## STATED EXERCISE
Will you quote all of the entries, word for word?

------ EXTRACTED MATERIAL

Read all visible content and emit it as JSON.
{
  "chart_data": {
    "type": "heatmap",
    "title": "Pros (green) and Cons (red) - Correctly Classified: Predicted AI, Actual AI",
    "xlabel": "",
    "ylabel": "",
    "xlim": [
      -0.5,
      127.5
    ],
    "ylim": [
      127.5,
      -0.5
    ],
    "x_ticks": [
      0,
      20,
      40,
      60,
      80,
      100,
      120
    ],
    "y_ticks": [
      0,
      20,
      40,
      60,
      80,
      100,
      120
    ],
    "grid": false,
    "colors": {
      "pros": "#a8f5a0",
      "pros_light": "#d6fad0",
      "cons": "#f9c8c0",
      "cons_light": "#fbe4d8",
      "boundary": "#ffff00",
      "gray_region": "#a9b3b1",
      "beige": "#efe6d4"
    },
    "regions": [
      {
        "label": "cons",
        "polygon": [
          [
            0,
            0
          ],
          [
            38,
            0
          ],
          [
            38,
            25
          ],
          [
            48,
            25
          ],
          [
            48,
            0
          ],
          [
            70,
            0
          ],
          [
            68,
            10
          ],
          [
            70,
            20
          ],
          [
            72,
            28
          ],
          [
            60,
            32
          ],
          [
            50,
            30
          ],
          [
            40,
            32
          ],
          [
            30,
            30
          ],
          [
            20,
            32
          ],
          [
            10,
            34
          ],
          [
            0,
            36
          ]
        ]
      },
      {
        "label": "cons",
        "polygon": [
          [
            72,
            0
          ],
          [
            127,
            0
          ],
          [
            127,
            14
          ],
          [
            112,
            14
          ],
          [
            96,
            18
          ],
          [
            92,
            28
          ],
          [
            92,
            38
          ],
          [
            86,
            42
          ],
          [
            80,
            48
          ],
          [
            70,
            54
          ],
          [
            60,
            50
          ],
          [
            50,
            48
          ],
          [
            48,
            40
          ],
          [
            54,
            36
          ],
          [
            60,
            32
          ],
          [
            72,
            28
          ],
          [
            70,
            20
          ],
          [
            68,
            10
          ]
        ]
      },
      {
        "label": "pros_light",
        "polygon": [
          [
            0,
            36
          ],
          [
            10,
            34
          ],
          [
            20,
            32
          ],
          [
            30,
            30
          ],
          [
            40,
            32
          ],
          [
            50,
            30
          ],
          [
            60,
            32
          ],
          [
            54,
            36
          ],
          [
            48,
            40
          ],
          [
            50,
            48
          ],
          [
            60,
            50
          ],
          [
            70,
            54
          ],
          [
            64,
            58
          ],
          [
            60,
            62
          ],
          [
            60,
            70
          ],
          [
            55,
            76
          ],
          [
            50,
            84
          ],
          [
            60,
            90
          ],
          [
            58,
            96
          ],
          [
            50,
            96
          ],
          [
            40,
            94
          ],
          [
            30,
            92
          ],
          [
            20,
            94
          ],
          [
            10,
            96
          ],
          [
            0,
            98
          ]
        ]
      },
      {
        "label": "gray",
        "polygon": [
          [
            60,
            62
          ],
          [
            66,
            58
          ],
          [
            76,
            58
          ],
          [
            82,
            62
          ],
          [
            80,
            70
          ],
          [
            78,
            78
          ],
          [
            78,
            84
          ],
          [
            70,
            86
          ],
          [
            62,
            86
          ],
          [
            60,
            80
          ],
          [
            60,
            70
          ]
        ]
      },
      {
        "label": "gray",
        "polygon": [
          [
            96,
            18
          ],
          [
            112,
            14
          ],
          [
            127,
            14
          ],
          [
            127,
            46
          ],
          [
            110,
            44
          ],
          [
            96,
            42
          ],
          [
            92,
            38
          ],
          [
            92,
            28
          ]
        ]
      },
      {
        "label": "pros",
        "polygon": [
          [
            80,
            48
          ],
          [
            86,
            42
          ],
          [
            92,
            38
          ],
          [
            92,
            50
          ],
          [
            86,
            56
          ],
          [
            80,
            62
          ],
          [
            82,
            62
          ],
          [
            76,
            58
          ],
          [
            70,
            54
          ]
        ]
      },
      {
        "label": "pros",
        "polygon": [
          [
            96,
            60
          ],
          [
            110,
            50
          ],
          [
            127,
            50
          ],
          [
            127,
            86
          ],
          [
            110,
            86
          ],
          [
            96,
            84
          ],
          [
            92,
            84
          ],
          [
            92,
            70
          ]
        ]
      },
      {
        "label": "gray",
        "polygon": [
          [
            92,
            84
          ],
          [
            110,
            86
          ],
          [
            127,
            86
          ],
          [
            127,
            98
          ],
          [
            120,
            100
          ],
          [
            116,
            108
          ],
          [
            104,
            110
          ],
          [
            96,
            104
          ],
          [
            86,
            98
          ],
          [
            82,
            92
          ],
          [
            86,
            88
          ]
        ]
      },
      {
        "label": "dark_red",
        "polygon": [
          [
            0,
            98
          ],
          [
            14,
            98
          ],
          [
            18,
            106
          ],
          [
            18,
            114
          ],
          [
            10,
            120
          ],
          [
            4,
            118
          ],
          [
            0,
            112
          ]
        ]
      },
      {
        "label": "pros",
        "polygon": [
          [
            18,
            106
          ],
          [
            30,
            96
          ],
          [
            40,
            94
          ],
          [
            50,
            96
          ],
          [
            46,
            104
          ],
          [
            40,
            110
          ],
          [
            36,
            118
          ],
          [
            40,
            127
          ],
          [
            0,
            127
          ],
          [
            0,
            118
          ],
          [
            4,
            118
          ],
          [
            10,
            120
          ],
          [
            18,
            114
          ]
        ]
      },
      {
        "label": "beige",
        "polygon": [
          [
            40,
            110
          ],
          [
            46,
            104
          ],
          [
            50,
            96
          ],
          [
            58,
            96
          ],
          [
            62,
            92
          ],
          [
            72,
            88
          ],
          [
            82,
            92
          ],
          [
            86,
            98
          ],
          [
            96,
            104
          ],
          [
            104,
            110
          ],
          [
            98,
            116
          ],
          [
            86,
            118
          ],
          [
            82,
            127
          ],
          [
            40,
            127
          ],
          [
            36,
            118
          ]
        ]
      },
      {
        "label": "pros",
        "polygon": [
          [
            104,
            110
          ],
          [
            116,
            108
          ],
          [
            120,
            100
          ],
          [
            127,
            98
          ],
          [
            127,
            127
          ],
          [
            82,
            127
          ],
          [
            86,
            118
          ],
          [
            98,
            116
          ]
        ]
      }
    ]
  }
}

------------

## OUTPUT OF THE TASK
Read all visible content and emit it as JSON.
{
  "chart_data": {
    "type": "heatmap",
    "title": "Pros (green) and Cons (red) - Correctly Classified: Predicted AI, Actual AI",
    "xlabel": "",
    "ylabel": "",
    "xlim": [
      -0.5,
      127.5
    ],
    "ylim": [
      127.5,
      -0.5
    ],
    "x_ticks": [
      0,
      20,
      40,
      60,
      80,
      100,
      120
    ],
    "y_ticks": [
      0,
      20,
      40,
      60,
      80,
      100,
      120
    ],
    "grid": false,
    "colors": {
      "pros": "#a8f5a0",
      "pros_light": "#d6fad0",
      "cons": "#f9c8c0",
      "cons_light": "#fbe4d8",
      "boundary": "#ffff00",
      "gray_region": "#a9b3b1",
      "beige": "#efe6d4"
    },
    "regions": [
      {
        "label": "cons",
        "polygon": [
          [
            0,
            0
          ],
          [
            38,
            0
          ],
          [
            38,
            25
          ],
          [
            48,
            25
          ],
          [
            48,
            0
          ],
          [
            70,
            0
          ],
          [
            68,
            10
          ],
          [
            70,
            20
          ],
          [
            72,
            28
          ],
          [
            60,
            32
          ],
          [
            50,
            30
          ],
          [
            40,
            32
          ],
          [
            30,
            30
          ],
          [
            20,
            32
          ],
          [
            10,
            34
          ],
          [
            0,
            36
          ]
        ]
      },
      {
        "label": "cons",
        "polygon": [
          [
            72,
            0
          ],
          [
            127,
            0
          ],
          [
            127,
            14
          ],
          [
            112,
            14
          ],
          [
            96,
            18
          ],
          [
            92,
            28
          ],
          [
            92,
            38
          ],
          [
            86,
            42
          ],
          [
            80,
            48
          ],
          [
            70,
            54
          ],
          [
            60,
            50
          ],
          [
            50,
            48
          ],
          [
            48,
            40
          ],
          [
            54,
            36
          ],
          [
            60,
            32
          ],
          [
            72,
            28
          ],
          [
            70,
            20
          ],
          [
            68,
            10
          ]
        ]
      },
      {
        "label": "pros_light",
        "polygon": [
          [
            0,
            36
          ],
          [
            10,
            34
          ],
          [
            20,
            32
          ],
          [
            30,
            30
          ],
          [
            40,
            32
          ],
          [
            50,
            30
          ],
          [
            60,
            32
          ],
          [
            54,
            36
          ],
          [
            48,
            40
          ],
          [
            50,
            48
          ],
          [
            60,
            50
          ],
          [
            70,
            54
          ],
          [
            64,
            58
          ],
          [
            60,
            62
          ],
          [
            60,
            70
          ],
          [
            55,
            76
          ],
          [
            50,
            84
          ],
          [
            60,
            90
          ],
          [
            58,
            96
          ],
          [
            50,
            96
          ],
          [
            40,
            94
          ],
          [
            30,
            92
          ],
          [
            20,
            94
          ],
          [
            10,
            96
          ],
          [
            0,
            98
          ]
        ]
      },
      {
        "label": "gray",
        "polygon": [
          [
            60,
            62
          ],
          [
            66,
            58
          ],
          [
            76,
            58
          ],
          [
            82,
            62
          ],
          [
            80,
            70
          ],
          [
            78,
            78
          ],
          [
            78,
            84
          ],
          [
            70,
            86
          ],
          [
            62,
            86
          ],
          [
            60,
            80
          ],
          [
            60,
            70
          ]
        ]
      },
      {
        "label": "gray",
        "polygon": [
          [
            96,
            18
          ],
          [
            112,
            14
          ],
          [
            127,
            14
          ],
          [
            127,
            46
          ],
          [
            110,
            44
          ],
          [
            96,
            42
          ],
          [
            92,
            38
          ],
          [
            92,
            28
          ]
        ]
      },
      {
        "label": "pros",
        "polygon": [
          [
            80,
            48
          ],
          [
            86,
            42
          ],
          [
            92,
            38
          ],
          [
            92,
            50
          ],
          [
            86,
            56
          ],
          [
            80,
            62
          ],
          [
            82,
            62
          ],
          [
            76,
            58
          ],
          [
            70,
            54
          ]
        ]
      },
      {
        "label": "pros",
        "polygon": [
          [
            96,
            60
          ],
          [
            110,
            50
          ],
          [
            127,
            50
          ],
          [
            127,
            86
          ],
          [
            110,
            86
          ],
          [
            96,
            84
          ],
          [
            92,
            84
          ],
          [
            92,
            70
          ]
        ]
      },
      {
        "label": "gray",
        "polygon": [
          [
            92,
            84
          ],
          [
            110,
            86
          ],
          [
            127,
            86
          ],
          [
            127,
            98
          ],
          [
            120,
            100
          ],
          [
            116,
            108
          ],
          [
            104,
            110
          ],
          [
            96,
            104
          ],
          [
            86,
            98
          ],
          [
            82,
            92
          ],
          [
            86,
            88
          ]
        ]
      },
      {
        "label": "dark_red",
        "polygon": [
          [
            0,
            98
          ],
          [
            14,
            98
          ],
          [
            18,
            106
          ],
          [
            18,
            114
          ],
          [
            10,
            120
          ],
          [
            4,
            118
          ],
          [
            0,
            112
          ]
        ]
      },
      {
        "label": "pros",
        "polygon": [
          [
            18,
            106
          ],
          [
            30,
            96
          ],
          [
            40,
            94
          ],
          [
            50,
            96
          ],
          [
            46,
            104
          ],
          [
            40,
            110
          ],
          [
            36,
            118
          ],
          [
            40,
            127
          ],
          [
            0,
            127
          ],
          [
            0,
            118
          ],
          [
            4,
            118
          ],
          [
            10,
            120
          ],
          [
            18,
            114
          ]
        ]
      },
      {
        "label": "beige",
        "polygon": [
          [
            40,
            110
          ],
          [
            46,
            104
          ],
          [
            50,
            96
          ],
          [
            58,
            96
          ],
          [
            62,
            92
          ],
          [
            72,
            88
          ],
          [
            82,
            92
          ],
          [
            86,
            98
          ],
          [
            96,
            104
          ],
          [
            104,
            110
          ],
          [
            98,
            116
          ],
          [
            86,
            118
          ],
          [
            82,
            127
          ],
          [
            40,
            127
          ],
          [
            36,
            118
          ]
        ]
      },
      {
        "label": "pros",
        "polygon": [
          [
            104,
            110
          ],
          [
            116,
            108
          ],
          [
            120,
            100
          ],
          [
            127,
            98
          ],
          [
            127,
            127
          ],
          [
            82,
            127
          ],
          [
            86,
            118
          ],
          [
            98,
            116
          ]
        ]
      }
    ]
  }
}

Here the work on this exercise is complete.